▼
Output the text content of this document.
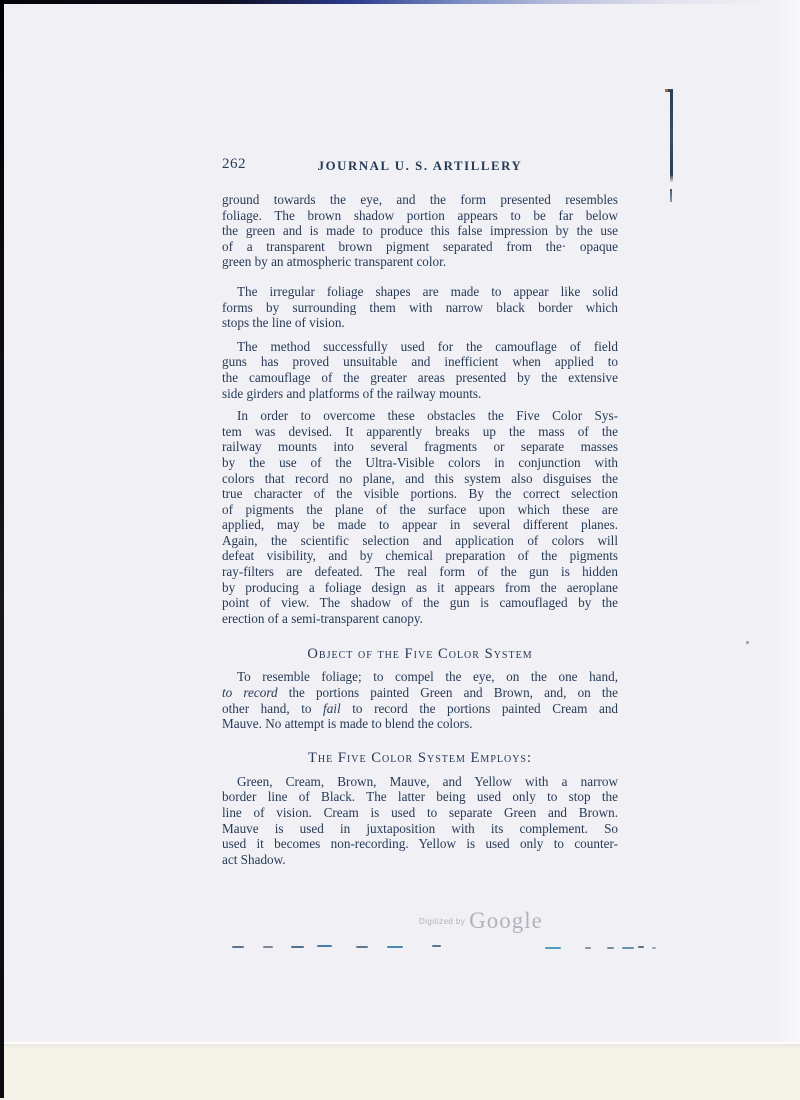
262	JOURNAL U. S. ARTILLERY
ground towards the eye, and the form presented resembles
foliage. The brown shadow portion appears to be far below
the green and is made to produce this false impression by the use
of a transparent brown pigment separated from the· opaque
green by an atmospheric transparent color.
The irregular foliage shapes are made to appear like solid
forms by surrounding them with narrow black border which
stops the line of vision.
The method successfully used for the camouflage of field
guns has proved unsuitable and inefficient when applied to
the camouflage of the greater areas presented by the extensive
side girders and platforms of the railway mounts.
In order to overcome these obstacles the Five Color Sys-
tem was devised. It apparently breaks up the mass of the
railway mounts into several fragments or separate masses
by the use of the Ultra-Visible colors in conjunction with
colors that record no plane, and this system also disguises the
true character of the visible portions. By the correct selection
of pigments the plane of the surface upon which these are
applied, may be made to appear in several different planes.
Again, the scientific selection and application of colors will
defeat visibility, and by chemical preparation of the pigments
ray-filters are defeated. The real form of the gun is hidden
by producing a foliage design as it appears from the aeroplane
point of view. The shadow of the gun is camouflaged by the
erection of a semi-transparent canopy.
Object of the Five Color System
To resemble foliage; to compel the eye, on the one hand,
to record the portions painted Green and Brown, and, on the
other hand, to fail to record the portions painted Cream and
Mauve. No attempt is made to blend the colors.
The Five Color System Employs:
Green, Cream, Brown, Mauve, and Yellow with a narrow
border line of Black. The latter being used only to stop the
line of vision. Cream is used to separate Green and Brown.
Mauve is used in juxtaposition with its complement. So
used it becomes non-recording. Yellow is used only to counter-
act Shadow.
$^{Digitized by}$ Google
▲
### What is asked
Leave out the pictures and copy every record above exactly.

### Complete response
Output the text content of this document.
262	JOURNAL U. S. ARTILLERY
ground towards the eye, and the form presented resembles
foliage. The brown shadow portion appears to be far below
the green and is made to produce this false impression by the use
of a transparent brown pigment separated from the· opaque
green by an atmospheric transparent color.
The irregular foliage shapes are made to appear like solid
forms by surrounding them with narrow black border which
stops the line of vision.
The method successfully used for the camouflage of field
guns has proved unsuitable and inefficient when applied to
the camouflage of the greater areas presented by the extensive
side girders and platforms of the railway mounts.
In order to overcome these obstacles the Five Color Sys-
tem was devised. It apparently breaks up the mass of the
railway mounts into several fragments or separate masses
by the use of the Ultra-Visible colors in conjunction with
colors that record no plane, and this system also disguises the
true character of the visible portions. By the correct selection
of pigments the plane of the surface upon which these are
applied, may be made to appear in several different planes.
Again, the scientific selection and application of colors will
defeat visibility, and by chemical preparation of the pigments
ray-filters are defeated. The real form of the gun is hidden
by producing a foliage design as it appears from the aeroplane
point of view. The shadow of the gun is camouflaged by the
erection of a semi-transparent canopy.
Object of the Five Color System
To resemble foliage; to compel the eye, on the one hand,
to record the portions painted Green and Brown, and, on the
other hand, to fail to record the portions painted Cream and
Mauve. No attempt is made to blend the colors.
The Five Color System Employs:
Green, Cream, Brown, Mauve, and Yellow with a narrow
border line of Black. The latter being used only to stop the
line of vision. Cream is used to separate Green and Brown.
Mauve is used in juxtaposition with its complement. So
used it becomes non-recording. Yellow is used only to counter-
act Shadow.
$^{Digitized by}$ Google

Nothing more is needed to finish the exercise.